Task brief: Repeat the material exactly, leaving nothing out.

** START Provided information **

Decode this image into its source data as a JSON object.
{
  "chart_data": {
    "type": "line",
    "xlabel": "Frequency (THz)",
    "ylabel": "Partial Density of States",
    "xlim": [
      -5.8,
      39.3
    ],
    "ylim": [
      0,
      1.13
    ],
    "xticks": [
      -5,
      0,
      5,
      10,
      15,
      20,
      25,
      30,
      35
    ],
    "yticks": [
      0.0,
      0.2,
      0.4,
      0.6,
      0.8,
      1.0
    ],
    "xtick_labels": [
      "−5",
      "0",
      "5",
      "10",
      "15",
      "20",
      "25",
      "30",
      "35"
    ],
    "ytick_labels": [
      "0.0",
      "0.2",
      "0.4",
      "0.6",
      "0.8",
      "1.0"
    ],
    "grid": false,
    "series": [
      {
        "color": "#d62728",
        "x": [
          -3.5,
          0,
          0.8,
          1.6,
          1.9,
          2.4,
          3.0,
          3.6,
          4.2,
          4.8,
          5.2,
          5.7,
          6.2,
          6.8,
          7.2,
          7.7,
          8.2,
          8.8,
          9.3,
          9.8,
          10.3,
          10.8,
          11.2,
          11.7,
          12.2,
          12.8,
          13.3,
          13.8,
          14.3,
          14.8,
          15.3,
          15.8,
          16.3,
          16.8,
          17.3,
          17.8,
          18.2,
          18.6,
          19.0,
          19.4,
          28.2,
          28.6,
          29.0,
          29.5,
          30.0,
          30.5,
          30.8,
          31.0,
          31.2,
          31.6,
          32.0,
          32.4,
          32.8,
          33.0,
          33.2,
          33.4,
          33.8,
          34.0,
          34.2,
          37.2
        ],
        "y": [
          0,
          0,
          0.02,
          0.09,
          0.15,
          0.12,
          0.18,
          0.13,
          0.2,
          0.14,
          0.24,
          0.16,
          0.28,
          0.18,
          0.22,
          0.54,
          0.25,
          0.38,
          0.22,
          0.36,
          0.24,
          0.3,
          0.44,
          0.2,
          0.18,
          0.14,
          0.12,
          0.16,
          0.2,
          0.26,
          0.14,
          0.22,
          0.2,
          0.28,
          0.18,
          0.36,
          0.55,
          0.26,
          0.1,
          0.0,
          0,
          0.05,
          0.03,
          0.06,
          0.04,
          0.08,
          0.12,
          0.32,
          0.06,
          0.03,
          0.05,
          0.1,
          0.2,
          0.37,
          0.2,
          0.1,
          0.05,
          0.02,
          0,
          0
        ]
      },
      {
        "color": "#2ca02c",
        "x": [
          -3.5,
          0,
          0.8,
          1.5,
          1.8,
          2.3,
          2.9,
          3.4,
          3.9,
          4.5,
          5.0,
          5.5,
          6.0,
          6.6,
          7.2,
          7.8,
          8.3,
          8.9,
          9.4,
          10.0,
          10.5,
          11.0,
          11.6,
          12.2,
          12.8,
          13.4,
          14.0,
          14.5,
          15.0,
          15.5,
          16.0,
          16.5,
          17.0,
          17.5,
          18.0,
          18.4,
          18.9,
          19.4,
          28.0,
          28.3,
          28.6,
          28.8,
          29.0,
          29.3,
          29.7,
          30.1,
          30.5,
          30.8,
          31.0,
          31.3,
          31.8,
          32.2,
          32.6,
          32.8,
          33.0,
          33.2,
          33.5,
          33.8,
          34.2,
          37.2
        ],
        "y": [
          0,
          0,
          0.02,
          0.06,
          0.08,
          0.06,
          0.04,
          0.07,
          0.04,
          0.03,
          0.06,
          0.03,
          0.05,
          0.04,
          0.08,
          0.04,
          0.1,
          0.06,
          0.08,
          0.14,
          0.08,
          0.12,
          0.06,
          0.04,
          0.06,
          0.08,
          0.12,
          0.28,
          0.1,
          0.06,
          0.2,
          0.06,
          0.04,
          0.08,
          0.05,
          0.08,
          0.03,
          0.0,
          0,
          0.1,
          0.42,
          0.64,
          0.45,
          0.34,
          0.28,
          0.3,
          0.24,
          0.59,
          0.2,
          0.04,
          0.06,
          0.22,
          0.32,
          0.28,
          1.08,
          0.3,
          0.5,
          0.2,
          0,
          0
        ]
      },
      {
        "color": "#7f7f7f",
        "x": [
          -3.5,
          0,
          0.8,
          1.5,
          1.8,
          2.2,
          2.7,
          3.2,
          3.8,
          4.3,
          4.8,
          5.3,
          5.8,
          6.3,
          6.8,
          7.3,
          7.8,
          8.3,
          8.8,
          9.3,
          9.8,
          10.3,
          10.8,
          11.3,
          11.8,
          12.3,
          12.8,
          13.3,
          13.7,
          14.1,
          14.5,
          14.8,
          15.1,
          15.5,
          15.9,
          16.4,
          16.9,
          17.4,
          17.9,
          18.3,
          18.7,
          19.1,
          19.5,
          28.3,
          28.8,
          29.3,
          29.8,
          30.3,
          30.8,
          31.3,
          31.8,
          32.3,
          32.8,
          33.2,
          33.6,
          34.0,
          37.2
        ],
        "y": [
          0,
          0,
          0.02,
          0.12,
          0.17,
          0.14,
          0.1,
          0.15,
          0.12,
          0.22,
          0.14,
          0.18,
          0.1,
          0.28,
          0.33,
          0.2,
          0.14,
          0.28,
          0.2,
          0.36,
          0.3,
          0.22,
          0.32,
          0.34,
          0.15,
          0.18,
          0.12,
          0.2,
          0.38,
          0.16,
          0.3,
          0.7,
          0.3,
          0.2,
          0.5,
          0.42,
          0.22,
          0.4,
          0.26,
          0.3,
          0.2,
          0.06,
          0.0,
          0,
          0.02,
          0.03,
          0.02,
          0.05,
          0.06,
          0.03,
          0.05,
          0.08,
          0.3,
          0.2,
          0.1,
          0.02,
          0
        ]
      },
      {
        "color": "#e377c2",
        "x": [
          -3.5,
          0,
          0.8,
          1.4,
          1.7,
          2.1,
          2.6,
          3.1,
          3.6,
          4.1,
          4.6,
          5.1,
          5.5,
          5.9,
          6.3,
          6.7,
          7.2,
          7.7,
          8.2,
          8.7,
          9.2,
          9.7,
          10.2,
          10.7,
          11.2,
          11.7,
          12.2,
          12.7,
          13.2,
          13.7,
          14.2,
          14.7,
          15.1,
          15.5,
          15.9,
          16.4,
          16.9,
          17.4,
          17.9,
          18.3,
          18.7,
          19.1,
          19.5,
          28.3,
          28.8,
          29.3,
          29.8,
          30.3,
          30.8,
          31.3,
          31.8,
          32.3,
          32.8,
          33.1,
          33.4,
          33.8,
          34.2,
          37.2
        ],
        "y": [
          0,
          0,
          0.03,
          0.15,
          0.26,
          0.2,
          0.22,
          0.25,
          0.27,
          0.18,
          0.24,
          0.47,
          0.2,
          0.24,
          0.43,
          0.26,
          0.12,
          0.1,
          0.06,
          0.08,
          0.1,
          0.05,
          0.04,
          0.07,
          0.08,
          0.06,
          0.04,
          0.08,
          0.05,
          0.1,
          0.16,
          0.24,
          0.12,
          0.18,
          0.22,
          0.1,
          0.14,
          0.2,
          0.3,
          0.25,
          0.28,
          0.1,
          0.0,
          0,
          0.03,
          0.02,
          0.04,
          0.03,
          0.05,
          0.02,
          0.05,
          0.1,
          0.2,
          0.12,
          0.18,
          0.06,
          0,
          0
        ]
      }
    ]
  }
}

** END Provided information **

Result:
Decode this image into its source data as a JSON object.
{
  "chart_data": {
    "type": "line",
    "xlabel": "Frequency (THz)",
    "ylabel": "Partial Density of States",
    "xlim": [
      -5.8,
      39.3
    ],
    "ylim": [
      0,
      1.13
    ],
    "xticks": [
      -5,
      0,
      5,
      10,
      15,
      20,
      25,
      30,
      35
    ],
    "yticks": [
      0.0,
      0.2,
      0.4,
      0.6,
      0.8,
      1.0
    ],
    "xtick_labels": [
      "−5",
      "0",
      "5",
      "10",
      "15",
      "20",
      "25",
      "30",
      "35"
    ],
    "ytick_labels": [
      "0.0",
      "0.2",
      "0.4",
      "0.6",
      "0.8",
      "1.0"
    ],
    "grid": false,
    "series": [
      {
        "color": "#d62728",
        "x": [
          -3.5,
          0,
          0.8,
          1.6,
          1.9,
          2.4,
          3.0,
          3.6,
          4.2,
          4.8,
          5.2,
          5.7,
          6.2,
          6.8,
          7.2,
          7.7,
          8.2,
          8.8,
          9.3,
          9.8,
          10.3,
          10.8,
          11.2,
          11.7,
          12.2,
          12.8,
          13.3,
          13.8,
          14.3,
          14.8,
          15.3,
          15.8,
          16.3,
          16.8,
          17.3,
          17.8,
          18.2,
          18.6,
          19.0,
          19.4,
          28.2,
          28.6,
          29.0,
          29.5,
          30.0,
          30.5,
          30.8,
          31.0,
          31.2,
          31.6,
          32.0,
          32.4,
          32.8,
          33.0,
          33.2,
          33.4,
          33.8,
          34.0,
          34.2,
          37.2
        ],
        "y": [
          0,
          0,
          0.02,
          0.09,
          0.15,
          0.12,
          0.18,
          0.13,
          0.2,
          0.14,
          0.24,
          0.16,
          0.28,
          0.18,
          0.22,
          0.54,
          0.25,
          0.38,
          0.22,
          0.36,
          0.24,
          0.3,
          0.44,
          0.2,
          0.18,
          0.14,
          0.12,
          0.16,
          0.2,
          0.26,
          0.14,
          0.22,
          0.2,
          0.28,
          0.18,
          0.36,
          0.55,
          0.26,
          0.1,
          0.0,
          0,
          0.05,
          0.03,
          0.06,
          0.04,
          0.08,
          0.12,
          0.32,
          0.06,
          0.03,
          0.05,
          0.1,
          0.2,
          0.37,
          0.2,
          0.1,
          0.05,
          0.02,
          0,
          0
        ]
      },
      {
        "color": "#2ca02c",
        "x": [
          -3.5,
          0,
          0.8,
          1.5,
          1.8,
          2.3,
          2.9,
          3.4,
          3.9,
          4.5,
          5.0,
          5.5,
          6.0,
          6.6,
          7.2,
          7.8,
          8.3,
          8.9,
          9.4,
          10.0,
          10.5,
          11.0,
          11.6,
          12.2,
          12.8,
          13.4,
          14.0,
          14.5,
          15.0,
          15.5,
          16.0,
          16.5,
          17.0,
          17.5,
          18.0,
          18.4,
          18.9,
          19.4,
          28.0,
          28.3,
          28.6,
          28.8,
          29.0,
          29.3,
          29.7,
          30.1,
          30.5,
          30.8,
          31.0,
          31.3,
          31.8,
          32.2,
          32.6,
          32.8,
          33.0,
          33.2,
          33.5,
          33.8,
          34.2,
          37.2
        ],
        "y": [
          0,
          0,
          0.02,
          0.06,
          0.08,
          0.06,
          0.04,
          0.07,
          0.04,
          0.03,
          0.06,
          0.03,
          0.05,
          0.04,
          0.08,
          0.04,
          0.1,
          0.06,
          0.08,
          0.14,
          0.08,
          0.12,
          0.06,
          0.04,
          0.06,
          0.08,
          0.12,
          0.28,
          0.1,
          0.06,
          0.2,
          0.06,
          0.04,
          0.08,
          0.05,
          0.08,
          0.03,
          0.0,
          0,
          0.1,
          0.42,
          0.64,
          0.45,
          0.34,
          0.28,
          0.3,
          0.24,
          0.59,
          0.2,
          0.04,
          0.06,
          0.22,
          0.32,
          0.28,
          1.08,
          0.3,
          0.5,
          0.2,
          0,
          0
        ]
      },
      {
        "color": "#7f7f7f",
        "x": [
          -3.5,
          0,
          0.8,
          1.5,
          1.8,
          2.2,
          2.7,
          3.2,
          3.8,
          4.3,
          4.8,
          5.3,
          5.8,
          6.3,
          6.8,
          7.3,
          7.8,
          8.3,
          8.8,
          9.3,
          9.8,
          10.3,
          10.8,
          11.3,
          11.8,
          12.3,
          12.8,
          13.3,
          13.7,
          14.1,
          14.5,
          14.8,
          15.1,
          15.5,
          15.9,
          16.4,
          16.9,
          17.4,
          17.9,
          18.3,
          18.7,
          19.1,
          19.5,
          28.3,
          28.8,
          29.3,
          29.8,
          30.3,
          30.8,
          31.3,
          31.8,
          32.3,
          32.8,
          33.2,
          33.6,
          34.0,
          37.2
        ],
        "y": [
          0,
          0,
          0.02,
          0.12,
          0.17,
          0.14,
          0.1,
          0.15,
          0.12,
          0.22,
          0.14,
          0.18,
          0.1,
          0.28,
          0.33,
          0.2,
          0.14,
          0.28,
          0.2,
          0.36,
          0.3,
          0.22,
          0.32,
          0.34,
          0.15,
          0.18,
          0.12,
          0.2,
          0.38,
          0.16,
          0.3,
          0.7,
          0.3,
          0.2,
          0.5,
          0.42,
          0.22,
          0.4,
          0.26,
          0.3,
          0.2,
          0.06,
          0.0,
          0,
          0.02,
          0.03,
          0.02,
          0.05,
          0.06,
          0.03,
          0.05,
          0.08,
          0.3,
          0.2,
          0.1,
          0.02,
          0
        ]
      },
      {
        "color": "#e377c2",
        "x": [
          -3.5,
          0,
          0.8,
          1.4,
          1.7,
          2.1,
          2.6,
          3.1,
          3.6,
          4.1,
          4.6,
          5.1,
          5.5,
          5.9,
          6.3,
          6.7,
          7.2,
          7.7,
          8.2,
          8.7,
          9.2,
          9.7,
          10.2,
          10.7,
          11.2,
          11.7,
          12.2,
          12.7,
          13.2,
          13.7,
          14.2,
          14.7,
          15.1,
          15.5,
          15.9,
          16.4,
          16.9,
          17.4,
          17.9,
          18.3,
          18.7,
          19.1,
          19.5,
          28.3,
          28.8,
          29.3,
          29.8,
          30.3,
          30.8,
          31.3,
          31.8,
          32.3,
          32.8,
          33.1,
          33.4,
          33.8,
          34.2,
          37.2
        ],
        "y": [
          0,
          0,
          0.03,
          0.15,
          0.26,
          0.2,
          0.22,
          0.25,
          0.27,
          0.18,
          0.24,
          0.47,
          0.2,
          0.24,
          0.43,
          0.26,
          0.12,
          0.1,
          0.06,
          0.08,
          0.1,
          0.05,
          0.04,
          0.07,
          0.08,
          0.06,
          0.04,
          0.08,
          0.05,
          0.1,
          0.16,
          0.24,
          0.12,
          0.18,
          0.22,
          0.1,
          0.14,
          0.2,
          0.3,
          0.25,
          0.28,
          0.1,
          0.0,
          0,
          0.03,
          0.02,
          0.04,
          0.03,
          0.05,
          0.02,
          0.05,
          0.1,
          0.2,
          0.12,
          0.18,
          0.06,
          0,
          0
        ]
      }
    ]
  }
}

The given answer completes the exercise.